■ What the exercise asks
For each line in the data below that holds "came", return a copy.

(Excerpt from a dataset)

******

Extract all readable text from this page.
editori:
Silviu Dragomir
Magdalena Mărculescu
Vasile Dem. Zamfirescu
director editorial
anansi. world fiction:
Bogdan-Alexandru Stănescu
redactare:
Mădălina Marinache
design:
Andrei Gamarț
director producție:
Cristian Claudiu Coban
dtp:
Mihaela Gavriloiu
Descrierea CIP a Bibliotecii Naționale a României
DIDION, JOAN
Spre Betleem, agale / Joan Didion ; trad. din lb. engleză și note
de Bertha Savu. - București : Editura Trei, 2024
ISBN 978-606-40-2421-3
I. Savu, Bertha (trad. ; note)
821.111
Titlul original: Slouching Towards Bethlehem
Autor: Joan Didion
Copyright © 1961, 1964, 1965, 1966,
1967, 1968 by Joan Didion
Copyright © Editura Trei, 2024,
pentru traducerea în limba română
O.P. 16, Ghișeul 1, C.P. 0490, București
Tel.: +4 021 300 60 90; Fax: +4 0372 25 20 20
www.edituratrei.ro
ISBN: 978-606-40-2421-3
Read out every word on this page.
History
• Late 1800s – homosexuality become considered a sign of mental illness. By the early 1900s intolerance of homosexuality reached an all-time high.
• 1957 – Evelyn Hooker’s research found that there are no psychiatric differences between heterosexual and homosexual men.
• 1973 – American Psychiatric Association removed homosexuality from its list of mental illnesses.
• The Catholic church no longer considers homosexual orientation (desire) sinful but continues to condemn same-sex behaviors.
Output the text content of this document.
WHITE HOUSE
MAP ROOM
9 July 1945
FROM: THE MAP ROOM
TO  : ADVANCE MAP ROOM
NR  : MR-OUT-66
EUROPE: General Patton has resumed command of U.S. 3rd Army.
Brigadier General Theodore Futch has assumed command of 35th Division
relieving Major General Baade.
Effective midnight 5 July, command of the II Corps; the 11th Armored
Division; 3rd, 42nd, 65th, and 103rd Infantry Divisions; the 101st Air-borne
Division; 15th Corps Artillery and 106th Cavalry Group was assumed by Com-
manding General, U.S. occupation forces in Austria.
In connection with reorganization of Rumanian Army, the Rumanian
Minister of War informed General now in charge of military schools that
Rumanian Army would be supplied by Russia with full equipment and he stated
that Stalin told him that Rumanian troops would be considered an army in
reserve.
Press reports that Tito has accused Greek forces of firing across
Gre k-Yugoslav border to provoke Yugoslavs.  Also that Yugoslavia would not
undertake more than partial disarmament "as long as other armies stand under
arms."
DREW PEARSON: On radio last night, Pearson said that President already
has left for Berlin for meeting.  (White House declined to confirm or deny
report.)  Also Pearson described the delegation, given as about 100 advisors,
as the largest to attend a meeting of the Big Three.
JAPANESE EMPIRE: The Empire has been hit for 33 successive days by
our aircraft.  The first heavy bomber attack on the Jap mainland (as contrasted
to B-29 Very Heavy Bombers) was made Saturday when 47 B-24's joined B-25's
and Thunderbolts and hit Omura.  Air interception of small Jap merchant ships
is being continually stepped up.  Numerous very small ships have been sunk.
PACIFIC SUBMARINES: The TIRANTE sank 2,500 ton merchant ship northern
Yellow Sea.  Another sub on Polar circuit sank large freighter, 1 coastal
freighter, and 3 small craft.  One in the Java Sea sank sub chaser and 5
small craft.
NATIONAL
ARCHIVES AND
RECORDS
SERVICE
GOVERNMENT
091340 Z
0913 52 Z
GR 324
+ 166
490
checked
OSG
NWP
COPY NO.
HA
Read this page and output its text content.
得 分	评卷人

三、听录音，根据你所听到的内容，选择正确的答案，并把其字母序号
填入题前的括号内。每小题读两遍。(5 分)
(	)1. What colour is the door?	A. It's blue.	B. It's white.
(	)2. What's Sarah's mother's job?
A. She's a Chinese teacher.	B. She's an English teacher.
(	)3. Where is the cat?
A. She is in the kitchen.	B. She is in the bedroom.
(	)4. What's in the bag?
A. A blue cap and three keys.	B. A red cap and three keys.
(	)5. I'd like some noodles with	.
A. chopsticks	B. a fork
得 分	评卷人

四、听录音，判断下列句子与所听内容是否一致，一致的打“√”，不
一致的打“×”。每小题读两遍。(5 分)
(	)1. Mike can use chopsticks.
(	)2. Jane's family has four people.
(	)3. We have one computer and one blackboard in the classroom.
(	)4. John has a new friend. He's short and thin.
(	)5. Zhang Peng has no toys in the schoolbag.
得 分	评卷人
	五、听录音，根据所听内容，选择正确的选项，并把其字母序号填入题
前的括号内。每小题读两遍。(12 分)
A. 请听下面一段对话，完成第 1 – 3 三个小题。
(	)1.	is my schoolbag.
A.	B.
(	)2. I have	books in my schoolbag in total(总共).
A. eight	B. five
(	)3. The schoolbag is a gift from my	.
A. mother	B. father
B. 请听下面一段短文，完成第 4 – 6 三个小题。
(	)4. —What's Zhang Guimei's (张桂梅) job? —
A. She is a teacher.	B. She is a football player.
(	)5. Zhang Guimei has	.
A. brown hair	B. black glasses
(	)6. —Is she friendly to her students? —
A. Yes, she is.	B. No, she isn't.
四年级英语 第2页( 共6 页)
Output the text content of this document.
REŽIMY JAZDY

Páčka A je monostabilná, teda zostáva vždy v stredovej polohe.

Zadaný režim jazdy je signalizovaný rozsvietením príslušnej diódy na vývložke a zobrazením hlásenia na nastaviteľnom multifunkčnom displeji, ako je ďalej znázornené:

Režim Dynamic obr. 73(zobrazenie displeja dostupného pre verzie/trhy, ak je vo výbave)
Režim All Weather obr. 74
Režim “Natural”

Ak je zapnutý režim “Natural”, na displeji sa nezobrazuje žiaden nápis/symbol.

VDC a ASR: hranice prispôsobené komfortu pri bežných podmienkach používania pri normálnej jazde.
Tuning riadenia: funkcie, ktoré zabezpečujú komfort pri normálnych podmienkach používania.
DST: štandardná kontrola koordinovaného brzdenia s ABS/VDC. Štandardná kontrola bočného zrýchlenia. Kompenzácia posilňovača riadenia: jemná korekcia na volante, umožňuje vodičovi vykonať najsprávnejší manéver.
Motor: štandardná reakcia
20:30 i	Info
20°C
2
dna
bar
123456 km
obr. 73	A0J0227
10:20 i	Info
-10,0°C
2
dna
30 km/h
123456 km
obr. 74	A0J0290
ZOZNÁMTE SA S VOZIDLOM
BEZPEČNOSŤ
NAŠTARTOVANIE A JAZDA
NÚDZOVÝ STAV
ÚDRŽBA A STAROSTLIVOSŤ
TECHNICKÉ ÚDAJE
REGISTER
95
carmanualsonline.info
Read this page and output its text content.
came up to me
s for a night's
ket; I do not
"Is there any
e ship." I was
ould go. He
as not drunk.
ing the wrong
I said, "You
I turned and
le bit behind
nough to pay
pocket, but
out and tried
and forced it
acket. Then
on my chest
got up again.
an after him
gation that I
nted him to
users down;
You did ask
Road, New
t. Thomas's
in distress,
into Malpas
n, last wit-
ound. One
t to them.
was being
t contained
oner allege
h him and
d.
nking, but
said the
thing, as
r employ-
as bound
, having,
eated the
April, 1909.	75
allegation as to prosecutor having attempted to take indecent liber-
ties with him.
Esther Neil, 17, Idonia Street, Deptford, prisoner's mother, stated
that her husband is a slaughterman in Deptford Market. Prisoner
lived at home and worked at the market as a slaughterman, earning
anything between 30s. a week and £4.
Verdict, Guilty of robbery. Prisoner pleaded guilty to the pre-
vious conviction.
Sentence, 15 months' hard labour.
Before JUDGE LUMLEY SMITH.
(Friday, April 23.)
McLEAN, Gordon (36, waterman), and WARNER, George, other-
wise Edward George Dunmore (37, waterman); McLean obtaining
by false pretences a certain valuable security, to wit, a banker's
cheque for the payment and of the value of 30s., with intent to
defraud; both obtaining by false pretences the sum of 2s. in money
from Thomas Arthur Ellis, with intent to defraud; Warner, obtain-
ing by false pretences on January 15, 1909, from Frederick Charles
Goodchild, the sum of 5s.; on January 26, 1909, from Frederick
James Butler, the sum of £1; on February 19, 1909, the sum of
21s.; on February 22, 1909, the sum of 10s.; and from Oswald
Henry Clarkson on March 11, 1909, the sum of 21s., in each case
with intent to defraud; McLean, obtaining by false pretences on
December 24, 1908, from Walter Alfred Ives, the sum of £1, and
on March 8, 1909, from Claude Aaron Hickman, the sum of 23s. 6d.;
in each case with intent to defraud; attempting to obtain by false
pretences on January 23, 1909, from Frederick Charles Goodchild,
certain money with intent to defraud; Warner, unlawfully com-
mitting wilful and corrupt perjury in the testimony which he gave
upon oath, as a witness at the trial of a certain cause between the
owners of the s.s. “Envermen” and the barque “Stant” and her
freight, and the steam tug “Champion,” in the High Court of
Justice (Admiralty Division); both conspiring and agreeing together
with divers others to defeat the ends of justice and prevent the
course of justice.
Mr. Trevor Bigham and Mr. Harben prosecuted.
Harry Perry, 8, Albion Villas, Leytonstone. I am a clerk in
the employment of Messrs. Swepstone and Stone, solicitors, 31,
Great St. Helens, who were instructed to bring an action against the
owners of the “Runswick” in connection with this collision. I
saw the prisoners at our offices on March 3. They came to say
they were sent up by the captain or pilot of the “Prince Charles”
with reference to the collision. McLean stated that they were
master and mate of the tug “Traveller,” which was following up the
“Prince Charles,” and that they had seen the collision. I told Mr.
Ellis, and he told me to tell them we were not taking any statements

******

■ Final result
came up to me
saw the prisoners at our offices on March 3. They came to say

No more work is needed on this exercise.